-- START GIVEN DATA --
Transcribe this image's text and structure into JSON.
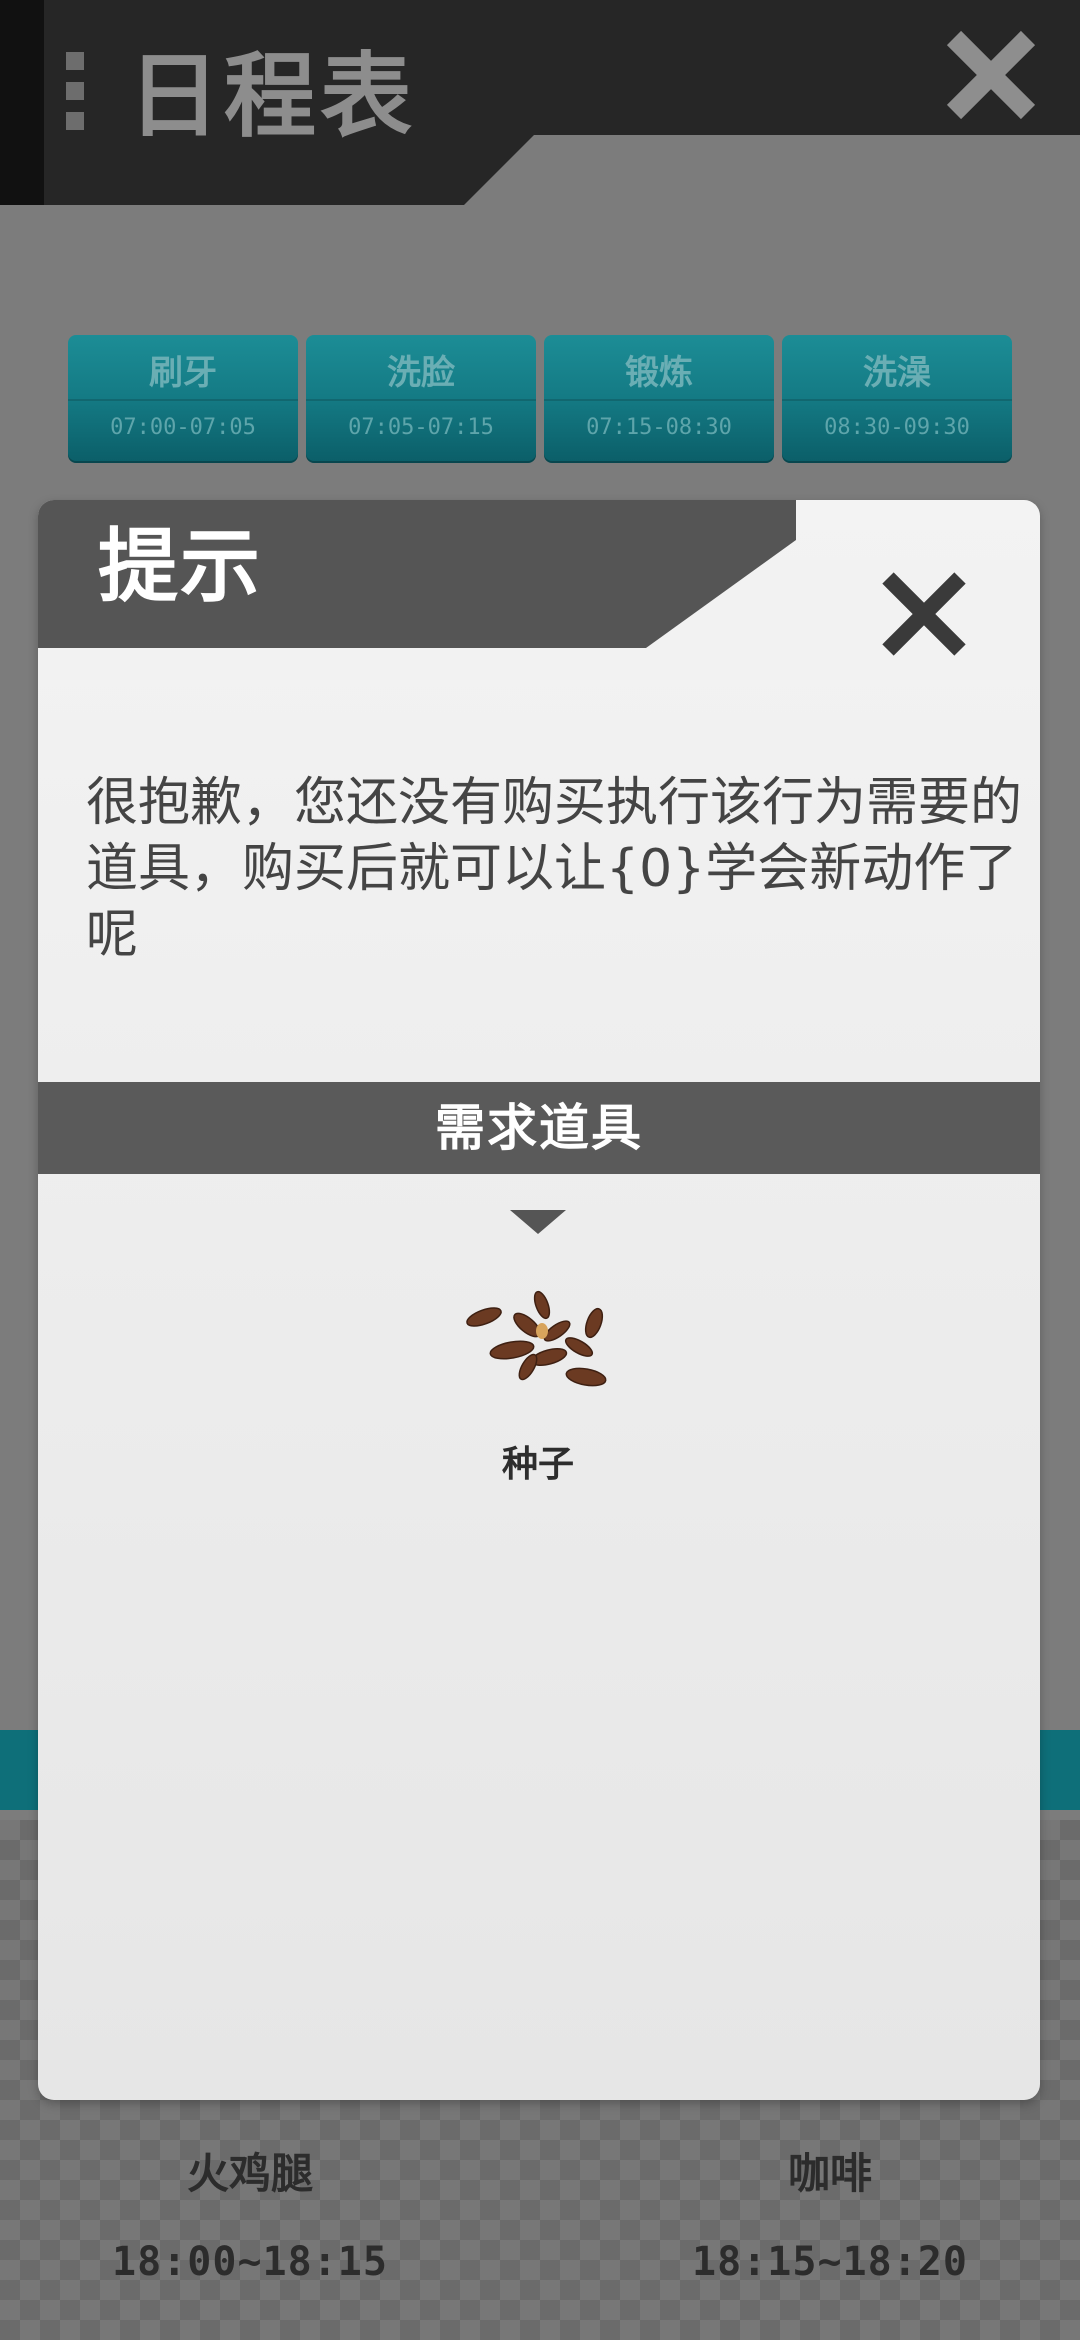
{
  "header": {
    "title": "日程表"
  },
  "tasks": [
    {
      "name": "刷牙",
      "time": "07:00-07:05"
    },
    {
      "name": "洗脸",
      "time": "07:05-07:15"
    },
    {
      "name": "锻炼",
      "time": "07:15-08:30"
    },
    {
      "name": "洗澡",
      "time": "08:30-09:30"
    }
  ],
  "footer": [
    {
      "name": "火鸡腿",
      "time": "18:00~18:15"
    },
    {
      "name": "咖啡",
      "time": "18:15~18:20"
    }
  ],
  "modal": {
    "title": "提示",
    "message": "很抱歉，您还没有购买执行该行为需要的道具，购买后就可以让{0}学会新动作了呢",
    "section_title": "需求道具",
    "item": {
      "name": "种子",
      "icon": "seeds-icon"
    }
  },
  "colors": {
    "teal": "#147a84",
    "modal_header": "#555555",
    "background": "#7c7c7c"
  }
}
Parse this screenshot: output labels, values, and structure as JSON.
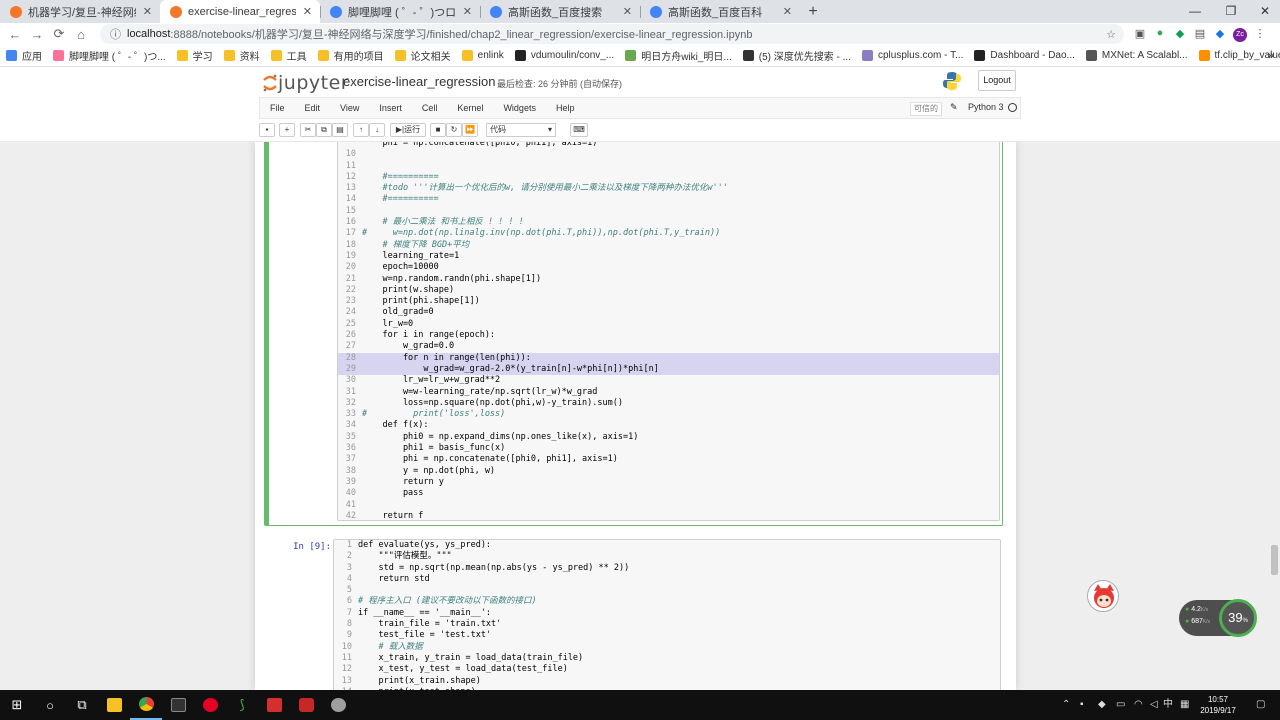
{
  "browser": {
    "tabs": [
      {
        "title": "机器学习/复旦-神经网络与深度学",
        "active": false,
        "favicon": "orange"
      },
      {
        "title": "exercise-linear_regression - Ju",
        "active": true,
        "favicon": "orange"
      },
      {
        "title": "脚哩脚哩 ( ゜- ゜)つロ 干杯~-bili",
        "active": false,
        "favicon": "blue"
      },
      {
        "title": "高斯函数_百度搜索",
        "active": false,
        "favicon": "blue"
      },
      {
        "title": "高斯函数_百度百科",
        "active": false,
        "favicon": "blue"
      }
    ],
    "new_tab": "+",
    "window_controls": {
      "minimize": "—",
      "restore": "❐",
      "close": "✕"
    },
    "url": "localhost:8888/notebooks/机器学习/复旦-神经网络与深度学习/finished/chap2_linear_regression/exercise-linear_regression.ipynb",
    "url_host": "localhost",
    "url_rest": ":8888/notebooks/机器学习/复旦-神经网络与深度学习/finished/chap2_linear_regression/exercise-linear_regression.ipynb",
    "bookmarks": [
      {
        "label": "应用",
        "color": "#4285f4"
      },
      {
        "label": "脚哩脚哩 ( ゜- ゜)つ...",
        "color": "#fb7299"
      },
      {
        "label": "学习",
        "color": "#f6c026"
      },
      {
        "label": "资料",
        "color": "#f6c026"
      },
      {
        "label": "工具",
        "color": "#f6c026"
      },
      {
        "label": "有用的项目",
        "color": "#f6c026"
      },
      {
        "label": "论文相关",
        "color": "#f6c026"
      },
      {
        "label": "enlink",
        "color": "#f6c026"
      },
      {
        "label": "vdumoulin/conv_...",
        "color": "#222"
      },
      {
        "label": "明日方舟wiki_明日...",
        "color": "#6aa84f"
      },
      {
        "label": "(5) 深度优先搜索 - ...",
        "color": "#333"
      },
      {
        "label": "cplusplus.com - T...",
        "color": "#8e7cc3"
      },
      {
        "label": "Dashboard - Dao...",
        "color": "#222"
      },
      {
        "label": "MXNet: A Scalabl...",
        "color": "#555"
      },
      {
        "label": "tf.clip_by_value |...",
        "color": "#ff8f00"
      }
    ],
    "bookmarks_more": "»"
  },
  "jupyter": {
    "logo_text": "jupyter",
    "notebook_name": "exercise-linear_regression",
    "checkpoint": "最后检查: 26 分钟前 (自动保存)",
    "logout": "Logout",
    "menu": [
      "File",
      "Edit",
      "View",
      "Insert",
      "Cell",
      "Kernel",
      "Widgets",
      "Help"
    ],
    "trusted": "可信的",
    "kernel": "Python 3",
    "run_label": "运行",
    "cell_type": "代码",
    "toolbar_icons": [
      "save-icon",
      "add-cell-icon",
      "cut-icon",
      "copy-icon",
      "paste-icon",
      "move-up-icon",
      "move-down-icon",
      "run-icon",
      "stop-icon",
      "restart-icon",
      "fast-forward-icon",
      "keyboard-icon"
    ]
  },
  "cells": [
    {
      "prompt": "",
      "lines": [
        {
          "n": "",
          "text": "    phi = np.concatenate([phi0, phi1], axis=1)"
        },
        {
          "n": "10",
          "text": ""
        },
        {
          "n": "11",
          "text": ""
        },
        {
          "n": "12",
          "text": "    #=========="
        },
        {
          "n": "13",
          "text": "    #todo '''计算出一个优化后的w, 请分别使用最小二乘法以及梯度下降两种办法优化w'''"
        },
        {
          "n": "14",
          "text": "    #=========="
        },
        {
          "n": "15",
          "text": ""
        },
        {
          "n": "16",
          "text": "    # 最小二乘法 和书上相反 ! ! ! !"
        },
        {
          "n": "17",
          "text": "#     w=np.dot(np.linalg.inv(np.dot(phi.T,phi)),np.dot(phi.T,y_train))"
        },
        {
          "n": "18",
          "text": "    # 梯度下降 BGD+平均"
        },
        {
          "n": "19",
          "text": "    learning_rate=1"
        },
        {
          "n": "20",
          "text": "    epoch=10000"
        },
        {
          "n": "21",
          "text": "    w=np.random.randn(phi.shape[1])"
        },
        {
          "n": "22",
          "text": "    print(w.shape)"
        },
        {
          "n": "23",
          "text": "    print(phi.shape[1])"
        },
        {
          "n": "24",
          "text": "    old_grad=0"
        },
        {
          "n": "25",
          "text": "    lr_w=0"
        },
        {
          "n": "26",
          "text": "    for i in range(epoch):"
        },
        {
          "n": "27",
          "text": "        w_grad=0.0"
        },
        {
          "n": "28",
          "text": "        for n in range(len(phi)):",
          "hl": true
        },
        {
          "n": "29",
          "text": "            w_grad=w_grad-2.0*(y_train[n]-w*phi[n])*phi[n]",
          "hl": true
        },
        {
          "n": "30",
          "text": "        lr_w=lr_w+w_grad**2"
        },
        {
          "n": "31",
          "text": "        w=w-learning_rate/np.sqrt(lr_w)*w_grad"
        },
        {
          "n": "32",
          "text": "        loss=np.square(np.dot(phi,w)-y_train).sum()"
        },
        {
          "n": "33",
          "text": "#         print('loss',loss)"
        },
        {
          "n": "34",
          "text": "    def f(x):"
        },
        {
          "n": "35",
          "text": "        phi0 = np.expand_dims(np.ones_like(x), axis=1)"
        },
        {
          "n": "36",
          "text": "        phi1 = basis_func(x)"
        },
        {
          "n": "37",
          "text": "        phi = np.concatenate([phi0, phi1], axis=1)"
        },
        {
          "n": "38",
          "text": "        y = np.dot(phi, w)"
        },
        {
          "n": "39",
          "text": "        return y"
        },
        {
          "n": "40",
          "text": "        pass"
        },
        {
          "n": "41",
          "text": ""
        },
        {
          "n": "42",
          "text": "    return f"
        }
      ]
    },
    {
      "prompt": "In  [9]:",
      "lines": [
        {
          "n": "1",
          "text": "def evaluate(ys, ys_pred):"
        },
        {
          "n": "2",
          "text": "    \"\"\"评估模型。\"\"\""
        },
        {
          "n": "3",
          "text": "    std = np.sqrt(np.mean(np.abs(ys - ys_pred) ** 2))"
        },
        {
          "n": "4",
          "text": "    return std"
        },
        {
          "n": "5",
          "text": ""
        },
        {
          "n": "6",
          "text": "# 程序主入口 (建议不要改动以下函数的接口)"
        },
        {
          "n": "7",
          "text": "if __name__ == '__main__':"
        },
        {
          "n": "8",
          "text": "    train_file = 'train.txt'"
        },
        {
          "n": "9",
          "text": "    test_file = 'test.txt'"
        },
        {
          "n": "10",
          "text": "    # 载入数据"
        },
        {
          "n": "11",
          "text": "    x_train, y_train = load_data(train_file)"
        },
        {
          "n": "12",
          "text": "    x_test, y_test = load_data(test_file)"
        },
        {
          "n": "13",
          "text": "    print(x_train.shape)"
        },
        {
          "n": "14",
          "text": "    print(x_test.shape)"
        }
      ]
    }
  ],
  "overlays": {
    "net_up": "4.2",
    "net_up_unit": "K/s",
    "net_down": "687",
    "net_down_unit": "K/s",
    "cpu_percent": "39",
    "cpu_unit": "%"
  },
  "taskbar": {
    "clock_time": "10:57",
    "clock_date": "2019/9/17",
    "ime": "中",
    "tray_icons": [
      "chevron-up-icon",
      "network-icon",
      "volume-icon",
      "ime-icon",
      "notification-icon"
    ]
  },
  "colors": {
    "jupyter_orange": "#f37726",
    "select_green": "#66bb6a",
    "select_blue": "#42a5f5",
    "prompt_blue": "#303f9f"
  }
}
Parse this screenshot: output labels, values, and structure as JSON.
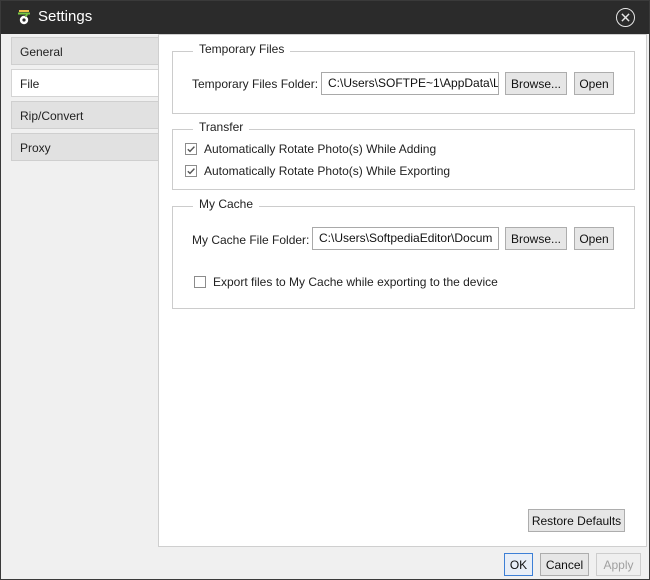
{
  "window": {
    "title": "Settings"
  },
  "sidebar": {
    "tabs": [
      {
        "label": "General"
      },
      {
        "label": "File"
      },
      {
        "label": "Rip/Convert"
      },
      {
        "label": "Proxy"
      }
    ],
    "active": "File"
  },
  "temporary_files": {
    "group_title": "Temporary Files",
    "folder_label": "Temporary Files Folder:",
    "folder_value": "C:\\Users\\SOFTPE~1\\AppData\\L",
    "browse_label": "Browse...",
    "open_label": "Open"
  },
  "transfer": {
    "group_title": "Transfer",
    "options": [
      {
        "label": "Automatically Rotate Photo(s) While Adding",
        "checked": true
      },
      {
        "label": "Automatically Rotate Photo(s) While Exporting",
        "checked": true
      }
    ]
  },
  "my_cache": {
    "group_title": "My Cache",
    "folder_label": "My Cache File Folder:",
    "folder_value": "C:\\Users\\SoftpediaEditor\\Docum",
    "browse_label": "Browse...",
    "open_label": "Open",
    "export_option": {
      "label": "Export files to My Cache while exporting to the device",
      "checked": false
    }
  },
  "restore_defaults_label": "Restore Defaults",
  "footer": {
    "ok_label": "OK",
    "cancel_label": "Cancel",
    "apply_label": "Apply"
  },
  "colors": {
    "titlebar": "#2b2b2b",
    "accent": "#3c7fd6"
  },
  "icons": {
    "app": "app-logo-icon",
    "close": "close-circle-icon",
    "check": "checkmark-icon"
  }
}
-- END GIVEN DATA --
Return every line containing "print".

          "text": "    print(w.shape)"
          "text": "    print(phi.shape[1])"
          "text": "#         print('loss',loss)"
          "text": "    print(x_train.shape)"
          "text": "    print(x_test.shape)"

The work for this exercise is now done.